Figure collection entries
★ ★ ★ ★ ★

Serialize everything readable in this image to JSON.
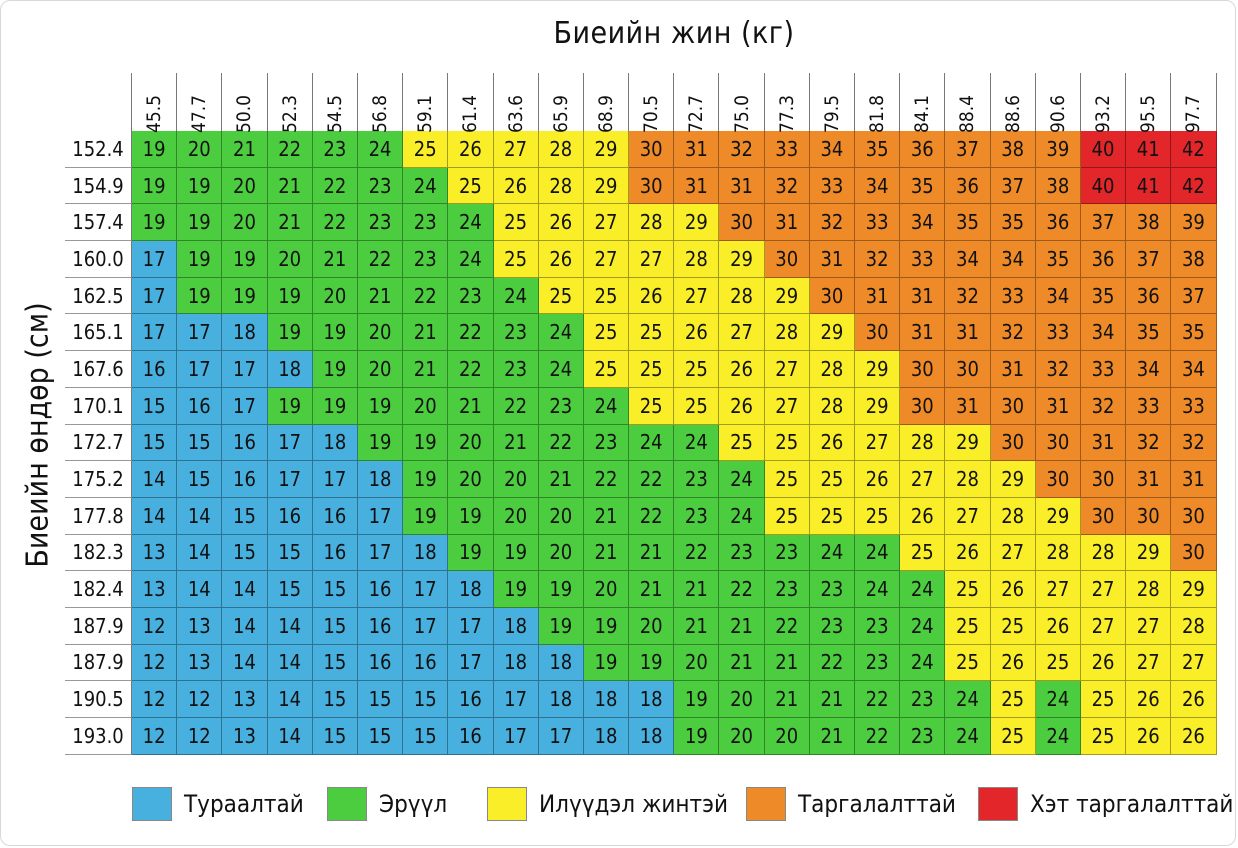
{
  "chart_data": {
    "type": "heatmap",
    "title": "",
    "xlabel": "Биеийн жин (кг)",
    "ylabel": "Биеийн өндөр (см)",
    "x": [
      "45.5",
      "47.7",
      "50.0",
      "52.3",
      "54.5",
      "56.8",
      "59.1",
      "61.4",
      "63.6",
      "65.9",
      "68.9",
      "70.5",
      "72.7",
      "75.0",
      "77.3",
      "79.5",
      "81.8",
      "84.1",
      "88.4",
      "88.6",
      "90.6",
      "93.2",
      "95.5",
      "97.7"
    ],
    "y": [
      "152.4",
      "154.9",
      "157.4",
      "160.0",
      "162.5",
      "165.1",
      "167.6",
      "170.1",
      "172.7",
      "175.2",
      "177.8",
      "182.3",
      "182.4",
      "187.9",
      "187.9",
      "190.5",
      "193.0"
    ],
    "values": [
      [
        19,
        20,
        21,
        22,
        23,
        24,
        25,
        26,
        27,
        28,
        29,
        30,
        31,
        32,
        33,
        34,
        35,
        36,
        37,
        38,
        39,
        40,
        41,
        42
      ],
      [
        19,
        19,
        20,
        21,
        22,
        23,
        24,
        25,
        26,
        28,
        29,
        30,
        31,
        31,
        32,
        33,
        34,
        35,
        36,
        37,
        38,
        40,
        41,
        42
      ],
      [
        19,
        19,
        20,
        21,
        22,
        23,
        23,
        24,
        25,
        26,
        27,
        28,
        29,
        30,
        31,
        32,
        33,
        34,
        35,
        35,
        36,
        37,
        38,
        39
      ],
      [
        17,
        19,
        19,
        20,
        21,
        22,
        23,
        24,
        25,
        26,
        27,
        27,
        28,
        29,
        30,
        31,
        32,
        33,
        34,
        34,
        35,
        36,
        37,
        38
      ],
      [
        17,
        19,
        19,
        19,
        20,
        21,
        22,
        23,
        24,
        25,
        25,
        26,
        27,
        28,
        29,
        30,
        31,
        31,
        32,
        33,
        34,
        35,
        36,
        37
      ],
      [
        17,
        17,
        18,
        19,
        19,
        20,
        21,
        22,
        23,
        24,
        25,
        25,
        26,
        27,
        28,
        29,
        30,
        31,
        31,
        32,
        33,
        34,
        35,
        35
      ],
      [
        16,
        17,
        17,
        18,
        19,
        20,
        21,
        22,
        23,
        24,
        25,
        25,
        25,
        26,
        27,
        28,
        29,
        30,
        30,
        31,
        32,
        33,
        34,
        34
      ],
      [
        15,
        16,
        17,
        19,
        19,
        19,
        20,
        21,
        22,
        23,
        24,
        25,
        25,
        26,
        27,
        28,
        29,
        30,
        31,
        30,
        31,
        32,
        33,
        33
      ],
      [
        15,
        15,
        16,
        17,
        18,
        19,
        19,
        20,
        21,
        22,
        23,
        24,
        24,
        25,
        25,
        26,
        27,
        28,
        29,
        30,
        30,
        31,
        32,
        32
      ],
      [
        14,
        15,
        16,
        17,
        17,
        18,
        19,
        20,
        20,
        21,
        22,
        22,
        23,
        24,
        25,
        25,
        26,
        27,
        28,
        29,
        30,
        30,
        31,
        31
      ],
      [
        14,
        14,
        15,
        16,
        16,
        17,
        19,
        19,
        20,
        20,
        21,
        22,
        23,
        24,
        25,
        25,
        25,
        26,
        27,
        28,
        29,
        30,
        30,
        30
      ],
      [
        13,
        14,
        15,
        15,
        16,
        17,
        18,
        19,
        19,
        20,
        21,
        21,
        22,
        23,
        23,
        24,
        24,
        25,
        26,
        27,
        28,
        28,
        29,
        30
      ],
      [
        13,
        14,
        14,
        15,
        15,
        16,
        17,
        18,
        19,
        19,
        20,
        21,
        21,
        22,
        23,
        23,
        24,
        24,
        25,
        26,
        27,
        27,
        28,
        29
      ],
      [
        12,
        13,
        14,
        14,
        15,
        16,
        17,
        17,
        18,
        19,
        19,
        20,
        21,
        21,
        22,
        23,
        23,
        24,
        25,
        25,
        26,
        27,
        27,
        28
      ],
      [
        12,
        13,
        14,
        14,
        15,
        16,
        16,
        17,
        18,
        18,
        19,
        19,
        20,
        21,
        21,
        22,
        23,
        24,
        25,
        26,
        25,
        26,
        27,
        27
      ],
      [
        12,
        12,
        13,
        14,
        15,
        15,
        15,
        16,
        17,
        18,
        18,
        18,
        19,
        20,
        21,
        21,
        22,
        23,
        24,
        25,
        24,
        25,
        26,
        26
      ],
      [
        12,
        12,
        13,
        14,
        15,
        15,
        15,
        16,
        17,
        17,
        18,
        18,
        19,
        20,
        20,
        21,
        22,
        23,
        24,
        25,
        24,
        25,
        26,
        26
      ]
    ],
    "categories": [
      {
        "name": "Тураалтай",
        "color": "#48b0de"
      },
      {
        "name": "Эрүүл",
        "color": "#4ccc3f"
      },
      {
        "name": "Илүүдэл жинтэй",
        "color": "#f9ee27"
      },
      {
        "name": "Таргалалттай",
        "color": "#ee8a28"
      },
      {
        "name": "Хэт таргалалттай",
        "color": "#e2262a"
      }
    ],
    "legend": "bottom"
  }
}
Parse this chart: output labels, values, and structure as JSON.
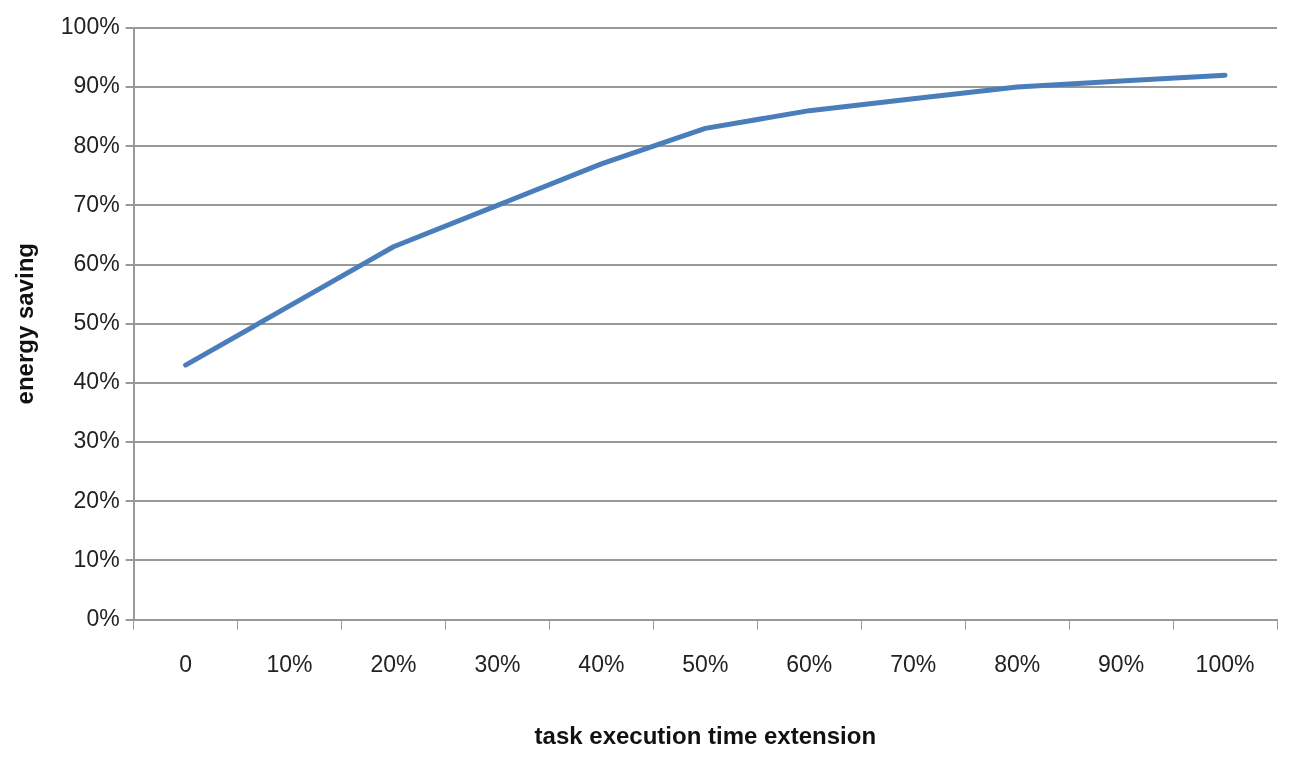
{
  "chart_data": {
    "type": "line",
    "xlabel": "task execution time extension",
    "ylabel": "energy saving",
    "categories": [
      "0",
      "10%",
      "20%",
      "30%",
      "40%",
      "50%",
      "60%",
      "70%",
      "80%",
      "90%",
      "100%"
    ],
    "series": [
      {
        "color": "#4a7ebb",
        "values": [
          43,
          53,
          63,
          70,
          77,
          83,
          86,
          88,
          90,
          91,
          92
        ]
      }
    ],
    "ylim": [
      0,
      100
    ],
    "yticks": [
      {
        "value": 0,
        "label": "0%"
      },
      {
        "value": 10,
        "label": "10%"
      },
      {
        "value": 20,
        "label": "20%"
      },
      {
        "value": 30,
        "label": "30%"
      },
      {
        "value": 40,
        "label": "40%"
      },
      {
        "value": 50,
        "label": "50%"
      },
      {
        "value": 60,
        "label": "60%"
      },
      {
        "value": 70,
        "label": "70%"
      },
      {
        "value": 80,
        "label": "80%"
      },
      {
        "value": 90,
        "label": "90%"
      },
      {
        "value": 100,
        "label": "100%"
      }
    ],
    "grid": "y",
    "legend": false,
    "marker": "none",
    "line_style": "solid"
  }
}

★ ★ ★ ★ ★

▶ **OBJECTIVE**
Your copy should match the entries exactly, minus the pictures.

▶ **TASK RESULT**
Serialize everything readable in this image to JSON.
{
  "chart_data": {
    "type": "heatmap",
    "title": "",
    "xlabel": "Биеийн жин (кг)",
    "ylabel": "Биеийн өндөр (см)",
    "x": [
      "45.5",
      "47.7",
      "50.0",
      "52.3",
      "54.5",
      "56.8",
      "59.1",
      "61.4",
      "63.6",
      "65.9",
      "68.9",
      "70.5",
      "72.7",
      "75.0",
      "77.3",
      "79.5",
      "81.8",
      "84.1",
      "88.4",
      "88.6",
      "90.6",
      "93.2",
      "95.5",
      "97.7"
    ],
    "y": [
      "152.4",
      "154.9",
      "157.4",
      "160.0",
      "162.5",
      "165.1",
      "167.6",
      "170.1",
      "172.7",
      "175.2",
      "177.8",
      "182.3",
      "182.4",
      "187.9",
      "187.9",
      "190.5",
      "193.0"
    ],
    "values": [
      [
        19,
        20,
        21,
        22,
        23,
        24,
        25,
        26,
        27,
        28,
        29,
        30,
        31,
        32,
        33,
        34,
        35,
        36,
        37,
        38,
        39,
        40,
        41,
        42
      ],
      [
        19,
        19,
        20,
        21,
        22,
        23,
        24,
        25,
        26,
        28,
        29,
        30,
        31,
        31,
        32,
        33,
        34,
        35,
        36,
        37,
        38,
        40,
        41,
        42
      ],
      [
        19,
        19,
        20,
        21,
        22,
        23,
        23,
        24,
        25,
        26,
        27,
        28,
        29,
        30,
        31,
        32,
        33,
        34,
        35,
        35,
        36,
        37,
        38,
        39
      ],
      [
        17,
        19,
        19,
        20,
        21,
        22,
        23,
        24,
        25,
        26,
        27,
        27,
        28,
        29,
        30,
        31,
        32,
        33,
        34,
        34,
        35,
        36,
        37,
        38
      ],
      [
        17,
        19,
        19,
        19,
        20,
        21,
        22,
        23,
        24,
        25,
        25,
        26,
        27,
        28,
        29,
        30,
        31,
        31,
        32,
        33,
        34,
        35,
        36,
        37
      ],
      [
        17,
        17,
        18,
        19,
        19,
        20,
        21,
        22,
        23,
        24,
        25,
        25,
        26,
        27,
        28,
        29,
        30,
        31,
        31,
        32,
        33,
        34,
        35,
        35
      ],
      [
        16,
        17,
        17,
        18,
        19,
        20,
        21,
        22,
        23,
        24,
        25,
        25,
        25,
        26,
        27,
        28,
        29,
        30,
        30,
        31,
        32,
        33,
        34,
        34
      ],
      [
        15,
        16,
        17,
        19,
        19,
        19,
        20,
        21,
        22,
        23,
        24,
        25,
        25,
        26,
        27,
        28,
        29,
        30,
        31,
        30,
        31,
        32,
        33,
        33
      ],
      [
        15,
        15,
        16,
        17,
        18,
        19,
        19,
        20,
        21,
        22,
        23,
        24,
        24,
        25,
        25,
        26,
        27,
        28,
        29,
        30,
        30,
        31,
        32,
        32
      ],
      [
        14,
        15,
        16,
        17,
        17,
        18,
        19,
        20,
        20,
        21,
        22,
        22,
        23,
        24,
        25,
        25,
        26,
        27,
        28,
        29,
        30,
        30,
        31,
        31
      ],
      [
        14,
        14,
        15,
        16,
        16,
        17,
        19,
        19,
        20,
        20,
        21,
        22,
        23,
        24,
        25,
        25,
        25,
        26,
        27,
        28,
        29,
        30,
        30,
        30
      ],
      [
        13,
        14,
        15,
        15,
        16,
        17,
        18,
        19,
        19,
        20,
        21,
        21,
        22,
        23,
        23,
        24,
        24,
        25,
        26,
        27,
        28,
        28,
        29,
        30
      ],
      [
        13,
        14,
        14,
        15,
        15,
        16,
        17,
        18,
        19,
        19,
        20,
        21,
        21,
        22,
        23,
        23,
        24,
        24,
        25,
        26,
        27,
        27,
        28,
        29
      ],
      [
        12,
        13,
        14,
        14,
        15,
        16,
        17,
        17,
        18,
        19,
        19,
        20,
        21,
        21,
        22,
        23,
        23,
        24,
        25,
        25,
        26,
        27,
        27,
        28
      ],
      [
        12,
        13,
        14,
        14,
        15,
        16,
        16,
        17,
        18,
        18,
        19,
        19,
        20,
        21,
        21,
        22,
        23,
        24,
        25,
        26,
        25,
        26,
        27,
        27
      ],
      [
        12,
        12,
        13,
        14,
        15,
        15,
        15,
        16,
        17,
        18,
        18,
        18,
        19,
        20,
        21,
        21,
        22,
        23,
        24,
        25,
        24,
        25,
        26,
        26
      ],
      [
        12,
        12,
        13,
        14,
        15,
        15,
        15,
        16,
        17,
        17,
        18,
        18,
        19,
        20,
        20,
        21,
        22,
        23,
        24,
        25,
        24,
        25,
        26,
        26
      ]
    ],
    "categories": [
      {
        "name": "Тураалтай",
        "color": "#48b0de"
      },
      {
        "name": "Эрүүл",
        "color": "#4ccc3f"
      },
      {
        "name": "Илүүдэл жинтэй",
        "color": "#f9ee27"
      },
      {
        "name": "Таргалалттай",
        "color": "#ee8a28"
      },
      {
        "name": "Хэт таргалалттай",
        "color": "#e2262a"
      }
    ],
    "legend": "bottom"
  }
}
Parse this chart: output labels, values, and structure as JSON.
{
  "chart_data": {
    "type": "line",
    "xlabel": "task execution time extension",
    "ylabel": "energy saving",
    "categories": [
      "0",
      "10%",
      "20%",
      "30%",
      "40%",
      "50%",
      "60%",
      "70%",
      "80%",
      "90%",
      "100%"
    ],
    "series": [
      {
        "color": "#4a7ebb",
        "values": [
          43,
          53,
          63,
          70,
          77,
          83,
          86,
          88,
          90,
          91,
          92
        ]
      }
    ],
    "ylim": [
      0,
      100
    ],
    "yticks": [
      {
        "value": 0,
        "label": "0%"
      },
      {
        "value": 10,
        "label": "10%"
      },
      {
        "value": 20,
        "label": "20%"
      },
      {
        "value": 30,
        "label": "30%"
      },
      {
        "value": 40,
        "label": "40%"
      },
      {
        "value": 50,
        "label": "50%"
      },
      {
        "value": 60,
        "label": "60%"
      },
      {
        "value": 70,
        "label": "70%"
      },
      {
        "value": 80,
        "label": "80%"
      },
      {
        "value": 90,
        "label": "90%"
      },
      {
        "value": 100,
        "label": "100%"
      }
    ],
    "grid": "y",
    "legend": false,
    "marker": "none",
    "line_style": "solid"
  }
}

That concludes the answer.